### What is being asked
Find each line containing the string "Pants". Copy it.

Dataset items
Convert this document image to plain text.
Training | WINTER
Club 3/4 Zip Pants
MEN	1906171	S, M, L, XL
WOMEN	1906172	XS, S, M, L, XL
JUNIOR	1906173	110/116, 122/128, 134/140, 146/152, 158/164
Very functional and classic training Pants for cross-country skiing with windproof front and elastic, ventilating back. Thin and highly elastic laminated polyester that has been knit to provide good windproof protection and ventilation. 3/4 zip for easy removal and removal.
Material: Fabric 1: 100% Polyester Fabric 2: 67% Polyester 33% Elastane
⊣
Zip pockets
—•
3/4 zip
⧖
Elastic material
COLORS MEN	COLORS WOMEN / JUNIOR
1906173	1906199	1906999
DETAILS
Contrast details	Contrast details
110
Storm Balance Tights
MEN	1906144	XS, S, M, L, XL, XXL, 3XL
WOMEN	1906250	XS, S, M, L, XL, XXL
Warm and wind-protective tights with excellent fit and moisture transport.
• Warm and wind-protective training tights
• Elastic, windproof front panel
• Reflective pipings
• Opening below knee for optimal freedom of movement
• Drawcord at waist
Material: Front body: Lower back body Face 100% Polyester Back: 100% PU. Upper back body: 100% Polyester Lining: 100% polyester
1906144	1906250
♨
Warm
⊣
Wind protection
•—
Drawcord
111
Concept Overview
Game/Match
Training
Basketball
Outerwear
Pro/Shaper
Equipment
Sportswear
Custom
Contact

### Completed task
Club 3/4 Zip Pants
Very functional and classic training Pants for cross-country skiing with windproof front and elastic, ventilating back. Thin and highly elastic laminated polyester that has been knit to provide good windproof protection and ventilation. 3/4 zip for easy removal and removal.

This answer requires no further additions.